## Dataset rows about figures
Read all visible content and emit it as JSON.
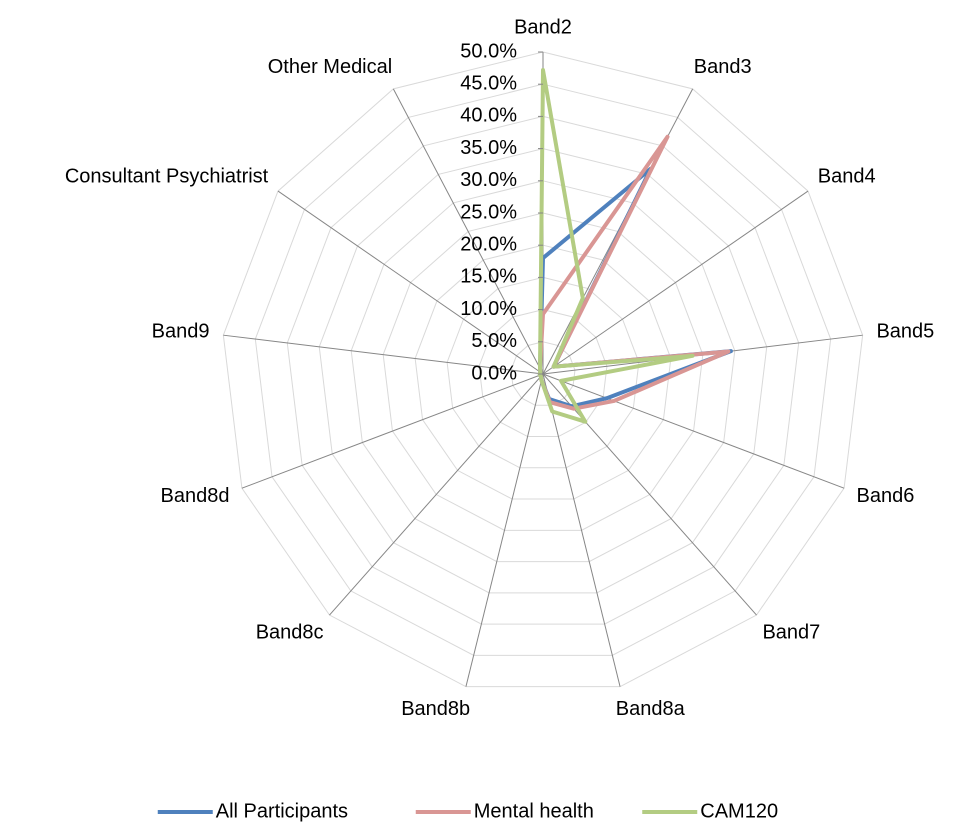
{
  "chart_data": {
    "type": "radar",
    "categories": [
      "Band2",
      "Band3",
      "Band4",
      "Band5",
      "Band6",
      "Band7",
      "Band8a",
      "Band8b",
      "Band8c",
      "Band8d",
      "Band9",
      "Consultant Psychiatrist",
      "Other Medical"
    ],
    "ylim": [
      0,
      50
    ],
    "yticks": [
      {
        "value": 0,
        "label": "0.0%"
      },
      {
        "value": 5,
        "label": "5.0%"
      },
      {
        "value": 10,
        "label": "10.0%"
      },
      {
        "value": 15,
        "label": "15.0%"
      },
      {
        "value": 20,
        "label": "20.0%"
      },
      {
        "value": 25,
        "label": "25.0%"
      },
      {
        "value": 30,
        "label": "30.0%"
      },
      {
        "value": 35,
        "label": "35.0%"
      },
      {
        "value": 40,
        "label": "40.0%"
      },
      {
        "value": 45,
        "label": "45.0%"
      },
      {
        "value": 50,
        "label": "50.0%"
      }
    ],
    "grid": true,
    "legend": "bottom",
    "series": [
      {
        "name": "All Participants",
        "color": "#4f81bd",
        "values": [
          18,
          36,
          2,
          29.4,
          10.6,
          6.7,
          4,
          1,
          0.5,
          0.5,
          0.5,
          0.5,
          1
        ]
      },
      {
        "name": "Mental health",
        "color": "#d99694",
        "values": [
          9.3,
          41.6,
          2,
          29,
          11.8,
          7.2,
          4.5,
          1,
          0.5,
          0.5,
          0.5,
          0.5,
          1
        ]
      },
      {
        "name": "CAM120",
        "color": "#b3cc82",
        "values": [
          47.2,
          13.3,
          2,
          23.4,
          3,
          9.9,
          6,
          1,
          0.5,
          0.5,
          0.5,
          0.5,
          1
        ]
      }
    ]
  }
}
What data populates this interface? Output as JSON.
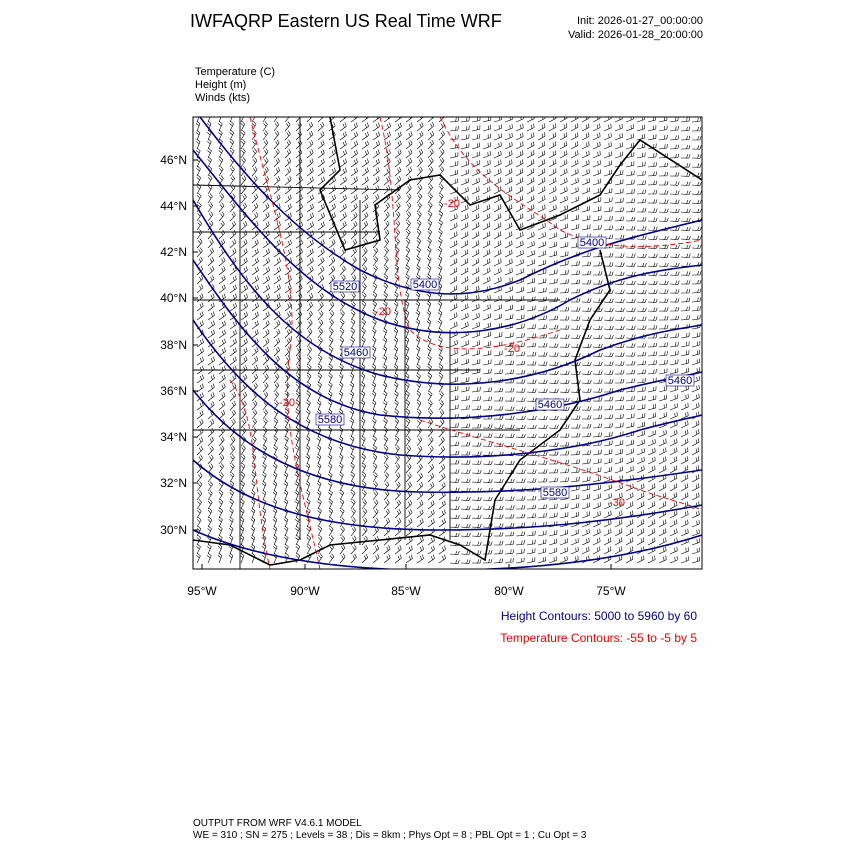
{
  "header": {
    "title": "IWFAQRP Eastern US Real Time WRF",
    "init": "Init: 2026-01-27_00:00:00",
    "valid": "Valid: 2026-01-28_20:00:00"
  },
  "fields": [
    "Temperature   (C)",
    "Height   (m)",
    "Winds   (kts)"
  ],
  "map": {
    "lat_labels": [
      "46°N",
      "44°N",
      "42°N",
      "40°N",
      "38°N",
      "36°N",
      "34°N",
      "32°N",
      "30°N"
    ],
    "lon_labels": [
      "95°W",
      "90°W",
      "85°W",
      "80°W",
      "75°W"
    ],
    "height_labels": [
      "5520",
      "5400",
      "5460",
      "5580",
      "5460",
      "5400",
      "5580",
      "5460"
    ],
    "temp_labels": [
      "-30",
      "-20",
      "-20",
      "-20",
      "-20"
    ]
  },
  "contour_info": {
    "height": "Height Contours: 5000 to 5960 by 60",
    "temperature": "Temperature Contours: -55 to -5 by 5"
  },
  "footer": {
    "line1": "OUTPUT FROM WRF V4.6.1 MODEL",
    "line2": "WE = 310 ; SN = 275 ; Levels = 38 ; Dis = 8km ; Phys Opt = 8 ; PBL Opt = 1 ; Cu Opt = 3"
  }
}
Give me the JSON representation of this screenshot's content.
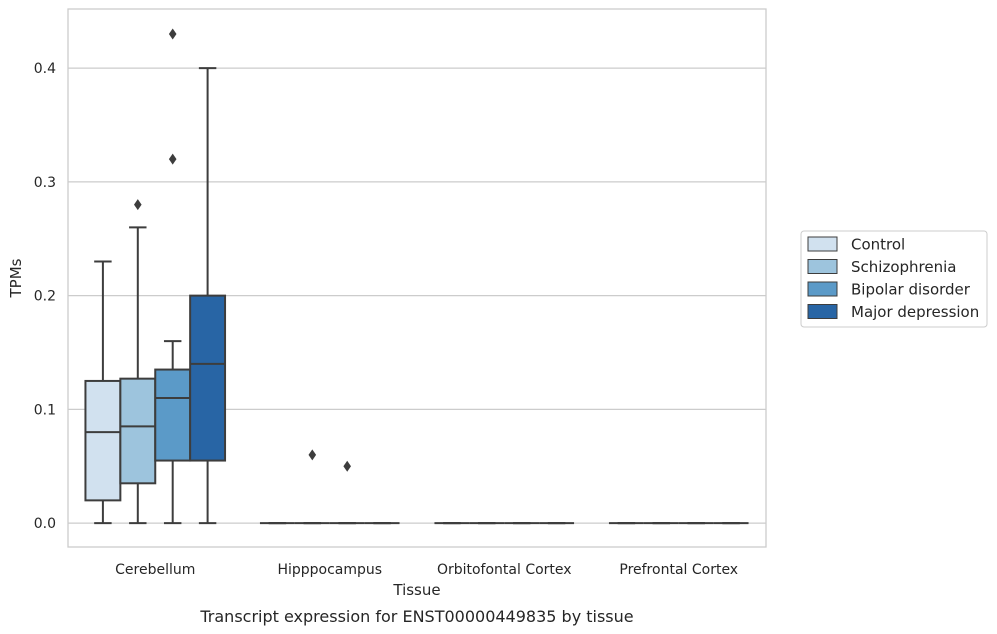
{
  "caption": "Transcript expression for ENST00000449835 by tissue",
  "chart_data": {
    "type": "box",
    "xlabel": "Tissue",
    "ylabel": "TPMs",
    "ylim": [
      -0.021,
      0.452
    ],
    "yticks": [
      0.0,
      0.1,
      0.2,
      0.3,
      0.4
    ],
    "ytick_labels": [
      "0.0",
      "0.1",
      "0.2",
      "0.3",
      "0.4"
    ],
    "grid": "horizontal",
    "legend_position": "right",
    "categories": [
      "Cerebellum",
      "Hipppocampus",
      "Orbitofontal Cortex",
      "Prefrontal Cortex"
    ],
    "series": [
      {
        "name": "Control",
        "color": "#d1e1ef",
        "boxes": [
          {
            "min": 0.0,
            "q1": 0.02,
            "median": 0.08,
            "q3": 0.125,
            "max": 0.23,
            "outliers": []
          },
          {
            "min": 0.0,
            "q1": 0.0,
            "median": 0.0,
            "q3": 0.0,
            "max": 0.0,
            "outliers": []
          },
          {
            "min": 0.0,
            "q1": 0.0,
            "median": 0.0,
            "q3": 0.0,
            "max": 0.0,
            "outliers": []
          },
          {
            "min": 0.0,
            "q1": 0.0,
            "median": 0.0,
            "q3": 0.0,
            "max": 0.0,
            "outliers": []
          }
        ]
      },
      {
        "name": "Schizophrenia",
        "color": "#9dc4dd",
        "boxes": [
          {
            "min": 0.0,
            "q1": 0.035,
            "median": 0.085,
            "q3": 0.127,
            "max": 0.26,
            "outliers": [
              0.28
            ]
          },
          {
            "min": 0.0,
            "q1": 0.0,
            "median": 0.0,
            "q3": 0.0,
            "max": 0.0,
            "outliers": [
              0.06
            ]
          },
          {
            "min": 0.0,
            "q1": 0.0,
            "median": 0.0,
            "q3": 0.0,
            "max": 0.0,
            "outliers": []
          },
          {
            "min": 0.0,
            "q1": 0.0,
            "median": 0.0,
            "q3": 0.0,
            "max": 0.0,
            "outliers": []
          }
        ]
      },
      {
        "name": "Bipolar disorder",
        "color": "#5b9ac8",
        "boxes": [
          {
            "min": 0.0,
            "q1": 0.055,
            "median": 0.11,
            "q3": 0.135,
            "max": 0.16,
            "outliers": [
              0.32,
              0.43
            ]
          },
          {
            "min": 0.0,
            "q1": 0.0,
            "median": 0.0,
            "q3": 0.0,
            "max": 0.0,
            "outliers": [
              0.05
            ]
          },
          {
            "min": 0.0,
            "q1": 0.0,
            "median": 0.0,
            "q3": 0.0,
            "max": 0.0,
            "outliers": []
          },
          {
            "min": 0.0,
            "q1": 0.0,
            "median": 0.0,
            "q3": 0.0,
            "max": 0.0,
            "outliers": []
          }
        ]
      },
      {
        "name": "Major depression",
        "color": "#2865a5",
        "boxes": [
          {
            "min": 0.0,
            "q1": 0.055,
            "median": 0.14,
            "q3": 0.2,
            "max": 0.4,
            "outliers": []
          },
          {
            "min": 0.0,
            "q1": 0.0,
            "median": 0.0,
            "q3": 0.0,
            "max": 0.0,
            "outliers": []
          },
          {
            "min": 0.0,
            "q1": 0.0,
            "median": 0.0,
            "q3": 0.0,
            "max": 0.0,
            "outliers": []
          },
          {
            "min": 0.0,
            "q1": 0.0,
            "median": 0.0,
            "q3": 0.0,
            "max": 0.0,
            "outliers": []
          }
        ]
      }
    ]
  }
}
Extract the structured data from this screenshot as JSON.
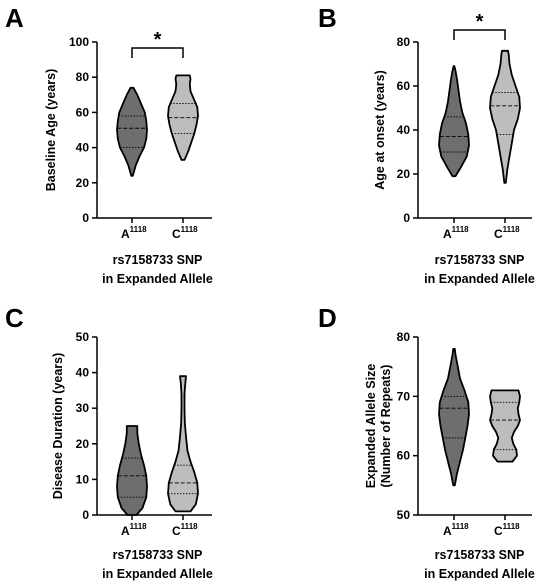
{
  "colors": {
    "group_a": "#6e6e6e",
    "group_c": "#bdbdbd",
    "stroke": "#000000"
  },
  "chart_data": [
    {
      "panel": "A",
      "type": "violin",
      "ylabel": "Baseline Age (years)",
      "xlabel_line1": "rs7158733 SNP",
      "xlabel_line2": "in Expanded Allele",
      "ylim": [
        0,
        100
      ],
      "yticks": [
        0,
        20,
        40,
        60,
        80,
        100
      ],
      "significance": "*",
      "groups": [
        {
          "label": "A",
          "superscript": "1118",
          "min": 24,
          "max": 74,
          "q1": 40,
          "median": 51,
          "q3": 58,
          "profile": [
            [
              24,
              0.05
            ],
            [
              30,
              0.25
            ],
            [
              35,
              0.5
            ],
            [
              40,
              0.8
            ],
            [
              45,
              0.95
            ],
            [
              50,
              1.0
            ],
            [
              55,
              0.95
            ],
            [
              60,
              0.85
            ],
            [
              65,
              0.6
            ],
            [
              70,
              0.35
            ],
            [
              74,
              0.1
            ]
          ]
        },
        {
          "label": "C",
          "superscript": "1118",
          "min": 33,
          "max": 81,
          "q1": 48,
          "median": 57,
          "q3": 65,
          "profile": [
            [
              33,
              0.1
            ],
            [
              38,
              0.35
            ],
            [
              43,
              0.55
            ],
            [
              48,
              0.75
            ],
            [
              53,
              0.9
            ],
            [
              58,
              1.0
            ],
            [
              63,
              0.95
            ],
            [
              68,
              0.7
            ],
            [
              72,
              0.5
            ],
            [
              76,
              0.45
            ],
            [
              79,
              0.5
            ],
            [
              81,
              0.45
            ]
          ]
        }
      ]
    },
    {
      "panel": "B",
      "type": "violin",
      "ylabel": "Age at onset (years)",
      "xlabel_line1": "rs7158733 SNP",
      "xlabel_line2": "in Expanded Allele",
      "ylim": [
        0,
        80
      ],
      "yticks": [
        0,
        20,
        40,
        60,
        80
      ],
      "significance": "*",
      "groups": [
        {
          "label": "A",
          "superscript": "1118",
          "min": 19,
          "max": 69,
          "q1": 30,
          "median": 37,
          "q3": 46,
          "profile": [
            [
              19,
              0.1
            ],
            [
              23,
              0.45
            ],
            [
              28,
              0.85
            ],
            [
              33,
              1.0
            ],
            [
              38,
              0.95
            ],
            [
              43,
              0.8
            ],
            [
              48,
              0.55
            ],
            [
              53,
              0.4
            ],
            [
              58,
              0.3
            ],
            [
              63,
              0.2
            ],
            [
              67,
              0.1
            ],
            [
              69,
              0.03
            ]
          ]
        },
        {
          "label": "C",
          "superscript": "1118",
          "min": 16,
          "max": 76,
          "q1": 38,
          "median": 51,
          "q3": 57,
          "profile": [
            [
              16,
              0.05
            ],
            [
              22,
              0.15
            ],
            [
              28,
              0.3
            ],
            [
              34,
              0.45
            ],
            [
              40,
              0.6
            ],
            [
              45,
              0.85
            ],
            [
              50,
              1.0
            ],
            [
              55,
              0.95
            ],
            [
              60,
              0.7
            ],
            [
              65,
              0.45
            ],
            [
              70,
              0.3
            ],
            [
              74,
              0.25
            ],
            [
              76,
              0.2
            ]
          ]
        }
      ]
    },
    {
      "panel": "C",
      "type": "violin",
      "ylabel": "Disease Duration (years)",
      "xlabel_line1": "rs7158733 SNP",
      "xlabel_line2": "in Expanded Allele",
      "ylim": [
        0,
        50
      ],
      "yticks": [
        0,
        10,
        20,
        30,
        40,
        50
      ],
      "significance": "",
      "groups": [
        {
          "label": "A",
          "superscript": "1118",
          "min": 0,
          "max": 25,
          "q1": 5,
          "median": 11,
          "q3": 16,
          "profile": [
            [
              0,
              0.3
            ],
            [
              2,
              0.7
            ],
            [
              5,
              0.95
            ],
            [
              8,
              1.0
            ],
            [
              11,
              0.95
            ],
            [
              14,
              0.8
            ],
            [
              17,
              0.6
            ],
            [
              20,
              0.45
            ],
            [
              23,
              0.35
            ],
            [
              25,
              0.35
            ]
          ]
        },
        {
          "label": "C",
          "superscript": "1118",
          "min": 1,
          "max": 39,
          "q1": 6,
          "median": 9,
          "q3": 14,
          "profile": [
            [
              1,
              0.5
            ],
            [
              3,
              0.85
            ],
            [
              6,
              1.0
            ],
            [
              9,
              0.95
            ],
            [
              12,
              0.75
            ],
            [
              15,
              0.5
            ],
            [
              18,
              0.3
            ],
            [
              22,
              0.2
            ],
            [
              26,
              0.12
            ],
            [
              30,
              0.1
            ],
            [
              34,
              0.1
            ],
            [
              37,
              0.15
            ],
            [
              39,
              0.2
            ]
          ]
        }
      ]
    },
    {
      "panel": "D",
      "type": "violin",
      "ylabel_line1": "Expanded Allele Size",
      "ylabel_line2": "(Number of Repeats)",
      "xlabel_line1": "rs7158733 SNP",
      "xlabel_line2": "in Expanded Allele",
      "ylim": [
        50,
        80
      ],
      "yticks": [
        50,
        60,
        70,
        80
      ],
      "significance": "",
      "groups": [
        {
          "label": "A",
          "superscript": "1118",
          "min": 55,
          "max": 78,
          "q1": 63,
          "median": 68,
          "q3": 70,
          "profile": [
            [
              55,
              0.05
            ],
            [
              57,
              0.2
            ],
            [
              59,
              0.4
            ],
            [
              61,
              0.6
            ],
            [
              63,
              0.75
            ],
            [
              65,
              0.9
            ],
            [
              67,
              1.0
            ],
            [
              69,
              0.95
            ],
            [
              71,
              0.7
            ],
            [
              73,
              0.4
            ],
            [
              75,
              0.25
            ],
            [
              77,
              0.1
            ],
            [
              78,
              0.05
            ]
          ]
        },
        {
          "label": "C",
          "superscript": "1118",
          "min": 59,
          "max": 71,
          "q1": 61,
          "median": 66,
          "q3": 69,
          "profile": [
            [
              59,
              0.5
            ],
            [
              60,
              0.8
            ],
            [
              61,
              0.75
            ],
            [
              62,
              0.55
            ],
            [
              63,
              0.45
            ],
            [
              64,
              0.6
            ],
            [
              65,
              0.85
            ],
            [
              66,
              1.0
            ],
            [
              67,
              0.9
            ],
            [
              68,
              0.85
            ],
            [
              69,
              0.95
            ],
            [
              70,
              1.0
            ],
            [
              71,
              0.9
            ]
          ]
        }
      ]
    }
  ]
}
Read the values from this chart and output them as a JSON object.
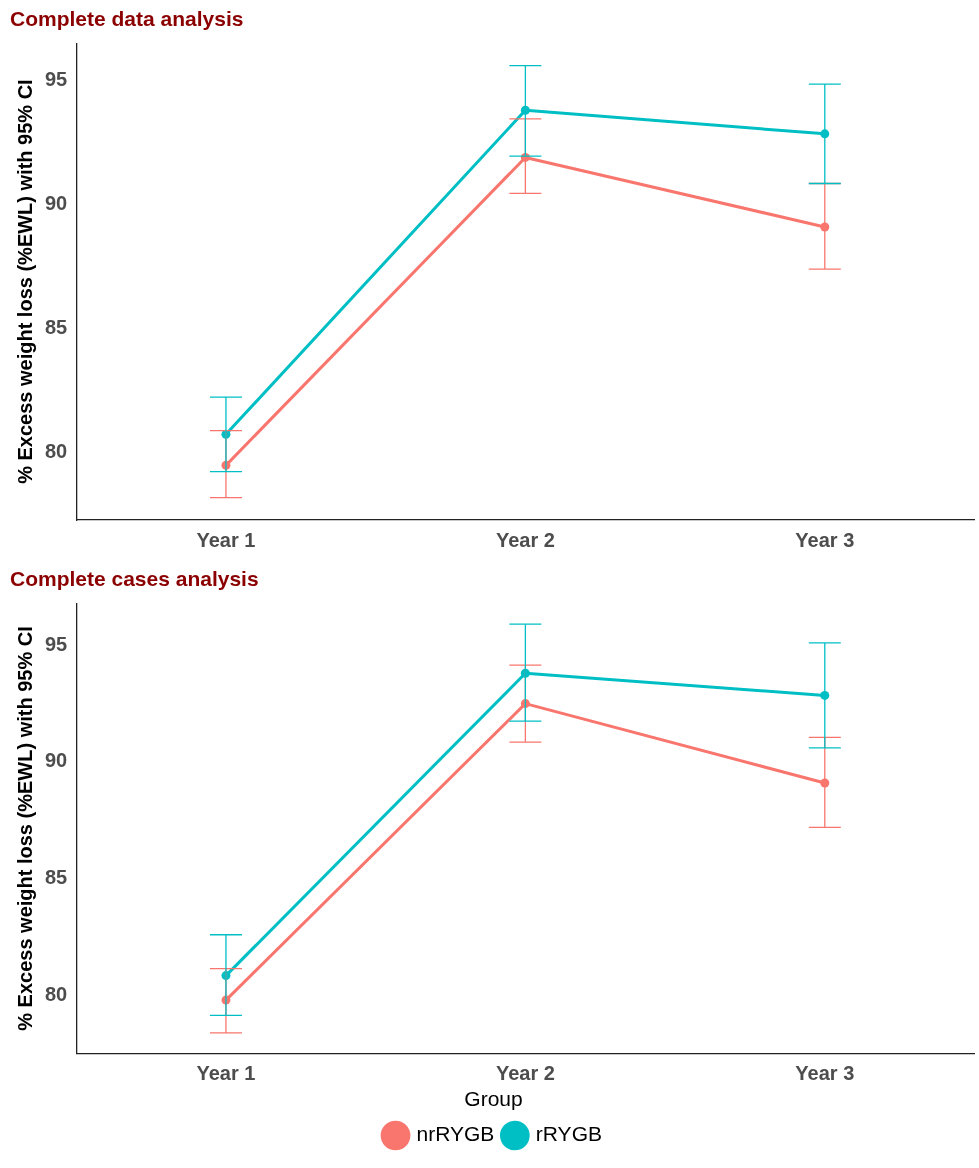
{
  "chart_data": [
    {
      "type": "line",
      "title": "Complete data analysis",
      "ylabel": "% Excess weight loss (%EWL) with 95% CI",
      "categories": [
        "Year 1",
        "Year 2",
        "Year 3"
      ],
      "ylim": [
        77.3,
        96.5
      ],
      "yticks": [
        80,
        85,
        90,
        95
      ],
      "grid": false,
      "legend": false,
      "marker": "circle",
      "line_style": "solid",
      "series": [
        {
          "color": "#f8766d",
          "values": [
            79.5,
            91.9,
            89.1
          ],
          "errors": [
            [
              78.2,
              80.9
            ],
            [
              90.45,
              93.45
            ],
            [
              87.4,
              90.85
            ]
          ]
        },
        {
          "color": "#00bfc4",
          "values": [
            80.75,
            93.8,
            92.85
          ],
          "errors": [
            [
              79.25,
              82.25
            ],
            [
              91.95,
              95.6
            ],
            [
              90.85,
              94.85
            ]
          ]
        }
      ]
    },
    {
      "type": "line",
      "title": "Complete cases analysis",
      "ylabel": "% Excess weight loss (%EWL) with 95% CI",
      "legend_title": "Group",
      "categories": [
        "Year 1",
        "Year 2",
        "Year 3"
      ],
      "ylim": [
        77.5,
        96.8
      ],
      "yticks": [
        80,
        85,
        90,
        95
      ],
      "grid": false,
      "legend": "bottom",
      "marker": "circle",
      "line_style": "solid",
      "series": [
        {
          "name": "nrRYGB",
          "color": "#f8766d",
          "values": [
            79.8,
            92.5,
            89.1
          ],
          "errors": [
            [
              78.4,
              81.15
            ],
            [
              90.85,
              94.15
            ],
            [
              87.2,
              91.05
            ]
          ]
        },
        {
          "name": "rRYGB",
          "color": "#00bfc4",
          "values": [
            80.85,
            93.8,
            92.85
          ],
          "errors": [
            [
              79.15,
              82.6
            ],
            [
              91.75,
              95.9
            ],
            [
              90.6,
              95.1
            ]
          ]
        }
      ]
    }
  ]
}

## Problem details
Look through the entries and return every line where "screenshot" appears.

## Worked answer
Give me the JSON representation of this screenshot's content.
Extract the structured data from this screenshot as JSON.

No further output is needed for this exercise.